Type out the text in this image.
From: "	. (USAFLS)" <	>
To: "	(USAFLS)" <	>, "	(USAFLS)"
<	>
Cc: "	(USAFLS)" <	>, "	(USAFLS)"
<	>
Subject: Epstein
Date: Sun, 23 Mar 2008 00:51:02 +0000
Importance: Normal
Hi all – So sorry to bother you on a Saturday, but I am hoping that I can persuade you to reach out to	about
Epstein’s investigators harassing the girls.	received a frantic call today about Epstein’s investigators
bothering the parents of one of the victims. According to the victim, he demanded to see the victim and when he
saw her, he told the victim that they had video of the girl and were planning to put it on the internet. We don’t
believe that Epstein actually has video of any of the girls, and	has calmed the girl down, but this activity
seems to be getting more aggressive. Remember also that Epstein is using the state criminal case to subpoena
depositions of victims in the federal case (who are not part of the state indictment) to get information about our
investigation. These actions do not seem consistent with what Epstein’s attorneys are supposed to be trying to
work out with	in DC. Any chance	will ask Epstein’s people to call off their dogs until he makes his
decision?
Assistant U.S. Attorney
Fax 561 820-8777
============================================================
TASK DESCRIPTION: The full set of records should be duplicated exactly.

EXERCISE ANSWER:
Type out the text in this image.
From: "	. (USAFLS)" <	>
To: "	(USAFLS)" <	>, "	(USAFLS)"
<	>
Cc: "	(USAFLS)" <	>, "	(USAFLS)"
<	>
Subject: Epstein
Date: Sun, 23 Mar 2008 00:51:02 +0000
Importance: Normal
Hi all – So sorry to bother you on a Saturday, but I am hoping that I can persuade you to reach out to	about
Epstein’s investigators harassing the girls.	received a frantic call today about Epstein’s investigators
bothering the parents of one of the victims. According to the victim, he demanded to see the victim and when he
saw her, he told the victim that they had video of the girl and were planning to put it on the internet. We don’t
believe that Epstein actually has video of any of the girls, and	has calmed the girl down, but this activity
seems to be getting more aggressive. Remember also that Epstein is using the state criminal case to subpoena
depositions of victims in the federal case (who are not part of the state indictment) to get information about our
investigation. These actions do not seem consistent with what Epstein’s attorneys are supposed to be trying to
work out with	in DC. Any chance	will ask Epstein’s people to call off their dogs until he makes his
decision?
Assistant U.S. Attorney
Fax 561 820-8777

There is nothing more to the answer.